◆ Exercise instructions: Give the number of lines that hold the string "JSON". Nothing else is needed.

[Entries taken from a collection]
——
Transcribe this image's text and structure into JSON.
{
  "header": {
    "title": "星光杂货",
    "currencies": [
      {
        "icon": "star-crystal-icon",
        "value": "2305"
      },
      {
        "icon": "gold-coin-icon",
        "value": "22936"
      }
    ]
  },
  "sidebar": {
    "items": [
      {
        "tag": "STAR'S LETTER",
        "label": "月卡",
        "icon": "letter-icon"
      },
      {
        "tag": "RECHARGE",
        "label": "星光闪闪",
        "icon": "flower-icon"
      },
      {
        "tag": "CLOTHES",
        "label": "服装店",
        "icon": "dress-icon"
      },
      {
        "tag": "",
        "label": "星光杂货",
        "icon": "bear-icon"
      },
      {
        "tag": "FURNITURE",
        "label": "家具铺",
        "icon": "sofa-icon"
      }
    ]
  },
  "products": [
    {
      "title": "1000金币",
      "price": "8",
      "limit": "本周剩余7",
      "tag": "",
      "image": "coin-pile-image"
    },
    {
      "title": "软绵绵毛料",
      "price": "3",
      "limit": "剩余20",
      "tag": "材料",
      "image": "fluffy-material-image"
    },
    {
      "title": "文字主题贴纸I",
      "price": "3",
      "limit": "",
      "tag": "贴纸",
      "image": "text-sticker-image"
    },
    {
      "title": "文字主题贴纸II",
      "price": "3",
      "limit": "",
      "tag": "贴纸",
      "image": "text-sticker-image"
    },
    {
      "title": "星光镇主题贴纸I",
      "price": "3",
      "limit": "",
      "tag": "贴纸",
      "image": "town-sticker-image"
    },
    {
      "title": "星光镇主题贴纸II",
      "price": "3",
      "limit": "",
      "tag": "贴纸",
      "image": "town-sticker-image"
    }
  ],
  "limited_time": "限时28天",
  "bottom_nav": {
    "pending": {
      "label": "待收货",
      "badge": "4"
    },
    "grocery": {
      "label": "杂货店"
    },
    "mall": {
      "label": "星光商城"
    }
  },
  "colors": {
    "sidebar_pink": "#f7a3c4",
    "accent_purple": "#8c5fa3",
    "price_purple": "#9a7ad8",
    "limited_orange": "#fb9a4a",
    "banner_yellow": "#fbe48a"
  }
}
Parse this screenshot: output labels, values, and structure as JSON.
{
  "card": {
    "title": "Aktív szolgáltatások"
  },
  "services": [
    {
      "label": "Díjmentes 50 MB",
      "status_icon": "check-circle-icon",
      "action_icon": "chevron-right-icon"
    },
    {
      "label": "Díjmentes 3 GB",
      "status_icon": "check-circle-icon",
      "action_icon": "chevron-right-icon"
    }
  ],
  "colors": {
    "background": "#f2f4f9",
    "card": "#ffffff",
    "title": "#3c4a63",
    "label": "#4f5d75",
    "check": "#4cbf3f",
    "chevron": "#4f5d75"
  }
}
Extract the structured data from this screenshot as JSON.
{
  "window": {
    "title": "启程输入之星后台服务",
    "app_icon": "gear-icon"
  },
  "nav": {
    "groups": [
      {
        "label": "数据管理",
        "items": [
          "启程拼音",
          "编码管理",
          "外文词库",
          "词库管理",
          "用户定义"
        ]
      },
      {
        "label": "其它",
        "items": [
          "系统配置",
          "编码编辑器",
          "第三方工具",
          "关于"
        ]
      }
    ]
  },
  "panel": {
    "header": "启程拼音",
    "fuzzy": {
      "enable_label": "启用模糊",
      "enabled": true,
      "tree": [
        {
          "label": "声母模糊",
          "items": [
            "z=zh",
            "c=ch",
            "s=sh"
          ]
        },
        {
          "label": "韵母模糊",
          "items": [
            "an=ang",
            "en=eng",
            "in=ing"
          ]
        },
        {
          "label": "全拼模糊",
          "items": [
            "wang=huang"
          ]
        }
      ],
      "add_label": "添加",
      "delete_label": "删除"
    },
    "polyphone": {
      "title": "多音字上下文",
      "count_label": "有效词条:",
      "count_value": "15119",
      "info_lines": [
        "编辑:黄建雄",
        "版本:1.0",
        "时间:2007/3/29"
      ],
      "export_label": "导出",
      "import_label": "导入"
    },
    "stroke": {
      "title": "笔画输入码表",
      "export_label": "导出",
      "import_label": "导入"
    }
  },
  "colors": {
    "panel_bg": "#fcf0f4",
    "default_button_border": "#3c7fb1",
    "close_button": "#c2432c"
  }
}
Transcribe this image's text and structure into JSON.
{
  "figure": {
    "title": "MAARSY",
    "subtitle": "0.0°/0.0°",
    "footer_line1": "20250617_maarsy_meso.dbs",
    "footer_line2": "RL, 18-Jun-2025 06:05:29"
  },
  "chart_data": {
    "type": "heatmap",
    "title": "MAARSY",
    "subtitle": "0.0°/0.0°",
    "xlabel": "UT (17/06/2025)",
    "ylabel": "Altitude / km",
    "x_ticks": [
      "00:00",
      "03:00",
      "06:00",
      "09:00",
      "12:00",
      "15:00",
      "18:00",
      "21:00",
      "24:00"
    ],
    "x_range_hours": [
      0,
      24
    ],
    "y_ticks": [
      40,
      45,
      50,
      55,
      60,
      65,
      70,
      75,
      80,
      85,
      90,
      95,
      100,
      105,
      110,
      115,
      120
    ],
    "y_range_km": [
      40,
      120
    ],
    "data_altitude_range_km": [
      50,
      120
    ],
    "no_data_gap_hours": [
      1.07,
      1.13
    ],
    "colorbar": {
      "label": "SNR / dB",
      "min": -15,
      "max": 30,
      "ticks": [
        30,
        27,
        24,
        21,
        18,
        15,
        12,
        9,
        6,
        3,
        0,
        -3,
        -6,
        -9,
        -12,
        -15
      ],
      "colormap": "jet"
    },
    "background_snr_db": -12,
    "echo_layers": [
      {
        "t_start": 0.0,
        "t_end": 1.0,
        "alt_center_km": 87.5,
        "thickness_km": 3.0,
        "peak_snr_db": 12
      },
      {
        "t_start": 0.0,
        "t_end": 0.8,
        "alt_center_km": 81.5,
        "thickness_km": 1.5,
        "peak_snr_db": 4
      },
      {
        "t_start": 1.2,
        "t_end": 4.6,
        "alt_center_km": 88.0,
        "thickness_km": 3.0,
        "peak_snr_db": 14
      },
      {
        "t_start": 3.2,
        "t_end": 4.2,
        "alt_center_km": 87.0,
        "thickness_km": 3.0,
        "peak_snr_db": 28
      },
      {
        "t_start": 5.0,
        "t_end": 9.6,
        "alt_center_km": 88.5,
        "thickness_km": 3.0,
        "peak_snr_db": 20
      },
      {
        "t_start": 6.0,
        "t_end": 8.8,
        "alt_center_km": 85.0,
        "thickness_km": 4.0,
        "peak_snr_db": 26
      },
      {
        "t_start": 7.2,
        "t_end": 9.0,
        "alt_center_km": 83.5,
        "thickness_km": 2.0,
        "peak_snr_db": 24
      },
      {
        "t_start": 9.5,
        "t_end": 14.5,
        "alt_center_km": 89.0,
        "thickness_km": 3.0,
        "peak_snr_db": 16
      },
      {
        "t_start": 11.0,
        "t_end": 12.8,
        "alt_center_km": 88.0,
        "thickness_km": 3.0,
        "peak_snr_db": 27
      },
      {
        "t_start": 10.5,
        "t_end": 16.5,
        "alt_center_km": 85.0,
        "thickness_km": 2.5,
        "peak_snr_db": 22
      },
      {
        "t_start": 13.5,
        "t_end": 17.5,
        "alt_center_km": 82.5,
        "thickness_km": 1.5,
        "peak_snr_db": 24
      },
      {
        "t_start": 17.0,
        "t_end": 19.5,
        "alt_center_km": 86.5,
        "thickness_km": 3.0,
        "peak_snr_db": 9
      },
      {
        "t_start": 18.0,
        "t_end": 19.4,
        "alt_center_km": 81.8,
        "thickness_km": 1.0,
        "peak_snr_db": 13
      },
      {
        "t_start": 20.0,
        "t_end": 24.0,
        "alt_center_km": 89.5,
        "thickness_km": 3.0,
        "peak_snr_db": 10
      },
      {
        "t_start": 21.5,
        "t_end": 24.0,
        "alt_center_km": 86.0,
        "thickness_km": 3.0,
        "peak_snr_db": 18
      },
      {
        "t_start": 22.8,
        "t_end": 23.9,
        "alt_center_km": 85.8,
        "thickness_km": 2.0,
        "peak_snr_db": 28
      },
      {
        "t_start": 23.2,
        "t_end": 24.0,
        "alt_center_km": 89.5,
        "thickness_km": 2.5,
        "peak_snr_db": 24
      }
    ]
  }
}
——
◆ Solution for this task: 4